** start Materials provided **
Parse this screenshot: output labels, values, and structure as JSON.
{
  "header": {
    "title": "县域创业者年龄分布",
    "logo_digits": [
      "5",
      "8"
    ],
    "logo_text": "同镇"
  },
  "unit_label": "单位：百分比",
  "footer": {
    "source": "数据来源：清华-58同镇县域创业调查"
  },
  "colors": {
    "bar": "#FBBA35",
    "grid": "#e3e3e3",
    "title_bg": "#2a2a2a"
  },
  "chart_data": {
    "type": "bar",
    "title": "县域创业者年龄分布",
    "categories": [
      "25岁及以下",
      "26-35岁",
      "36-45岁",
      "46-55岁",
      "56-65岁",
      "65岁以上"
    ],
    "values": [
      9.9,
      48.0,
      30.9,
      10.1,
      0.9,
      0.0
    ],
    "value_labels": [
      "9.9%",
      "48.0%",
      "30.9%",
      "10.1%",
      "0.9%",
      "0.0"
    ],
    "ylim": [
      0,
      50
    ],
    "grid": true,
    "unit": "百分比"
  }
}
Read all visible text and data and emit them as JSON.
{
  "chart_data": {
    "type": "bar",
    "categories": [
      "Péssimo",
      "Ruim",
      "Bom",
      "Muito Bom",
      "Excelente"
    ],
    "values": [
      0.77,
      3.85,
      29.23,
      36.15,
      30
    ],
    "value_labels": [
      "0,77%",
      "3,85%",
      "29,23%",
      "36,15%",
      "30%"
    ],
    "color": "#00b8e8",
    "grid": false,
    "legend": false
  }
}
** end Materials provided **
**Directive**
Reproduce every record above exactly as it appears.

**Answer below**
Parse this screenshot: output labels, values, and structure as JSON.
{
  "header": {
    "title": "县域创业者年龄分布",
    "logo_digits": [
      "5",
      "8"
    ],
    "logo_text": "同镇"
  },
  "unit_label": "单位：百分比",
  "footer": {
    "source": "数据来源：清华-58同镇县域创业调查"
  },
  "colors": {
    "bar": "#FBBA35",
    "grid": "#e3e3e3",
    "title_bg": "#2a2a2a"
  },
  "chart_data": {
    "type": "bar",
    "title": "县域创业者年龄分布",
    "categories": [
      "25岁及以下",
      "26-35岁",
      "36-45岁",
      "46-55岁",
      "56-65岁",
      "65岁以上"
    ],
    "values": [
      9.9,
      48.0,
      30.9,
      10.1,
      0.9,
      0.0
    ],
    "value_labels": [
      "9.9%",
      "48.0%",
      "30.9%",
      "10.1%",
      "0.9%",
      "0.0"
    ],
    "ylim": [
      0,
      50
    ],
    "grid": true,
    "unit": "百分比"
  }
}
Read all visible text and data and emit them as JSON.
{
  "chart_data": {
    "type": "bar",
    "categories": [
      "Péssimo",
      "Ruim",
      "Bom",
      "Muito Bom",
      "Excelente"
    ],
    "values": [
      0.77,
      3.85,
      29.23,
      36.15,
      30
    ],
    "value_labels": [
      "0,77%",
      "3,85%",
      "29,23%",
      "36,15%",
      "30%"
    ],
    "color": "#00b8e8",
    "grid": false,
    "legend": false
  }
}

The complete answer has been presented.